> **INSTRUCTION**: Quote the listing below in full and exactly as written, but omit every picture.

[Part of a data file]
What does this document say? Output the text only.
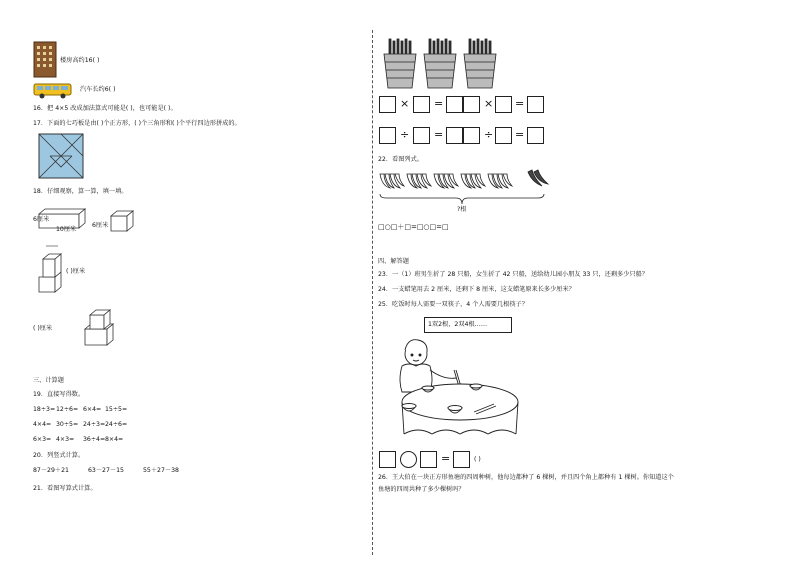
楼房高约16( )
汽车长约6( )
16．把 4×5 改成加法算式可能是( )，也可能是( )。
17．下面的七巧板是由( )个正方形，( )个三角形和( )个平行四边形拼成的。
18．仔细观察，算一算，填一填。
6厘米
10厘米
6厘米
( )厘米
( )厘米
三、计算题
19．直接写得数。
18÷3= 12÷6= 6×4= 15÷5=
4×4= 30÷5= 24÷3= 24÷6=
6×3= 4×3= 36÷4= 8×4=
20．列竖式计算。
87－29＋21	63－27－15	55＋27－38
21．看图写算式计算。
× =	× =
÷ =	÷ =
22．看图列式。
?根
□○□＋□=□○□=□
四、解答题
23．一（1）班男生折了 28 只船，女生折了 42 只船，送给幼儿园小朋友 33 只，还剩多少只船？
24．一支蜡笔用去 2 厘米，还剩下 8 厘米，这支蜡笔原来长多少厘米？
25．吃饭时每人需要一双筷子，4 个人需要几根筷子？
1双2根，2双4根……
=	( )
26．王大伯在一块正方形鱼塘的四周种树，他每边都种了 6 棵树，并且四个角上都种有 1 棵树。你知道这个
鱼塘的四周共种了多少棵树吗？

> **FINAL RESULT**:
What does this document say? Output the text only.
楼房高约16( )
汽车长约6( )
16．把 4×5 改成加法算式可能是( )，也可能是( )。
17．下面的七巧板是由( )个正方形，( )个三角形和( )个平行四边形拼成的。
18．仔细观察，算一算，填一填。
6厘米
10厘米
6厘米
( )厘米
( )厘米
三、计算题
19．直接写得数。
18÷3= 12÷6= 6×4= 15÷5=
4×4= 30÷5= 24÷3= 24÷6=
6×3= 4×3= 36÷4= 8×4=
20．列竖式计算。
87－29＋21	63－27－15	55＋27－38
21．看图写算式计算。
× =	× =
÷ =	÷ =
22．看图列式。
?根
□○□＋□=□○□=□
四、解答题
23．一（1）班男生折了 28 只船，女生折了 42 只船，送给幼儿园小朋友 33 只，还剩多少只船？
24．一支蜡笔用去 2 厘米，还剩下 8 厘米，这支蜡笔原来长多少厘米？
25．吃饭时每人需要一双筷子，4 个人需要几根筷子？
1双2根，2双4根……
=	( )
26．王大伯在一块正方形鱼塘的四周种树，他每边都种了 6 棵树，并且四个角上都种有 1 棵树。你知道这个
鱼塘的四周共种了多少棵树吗？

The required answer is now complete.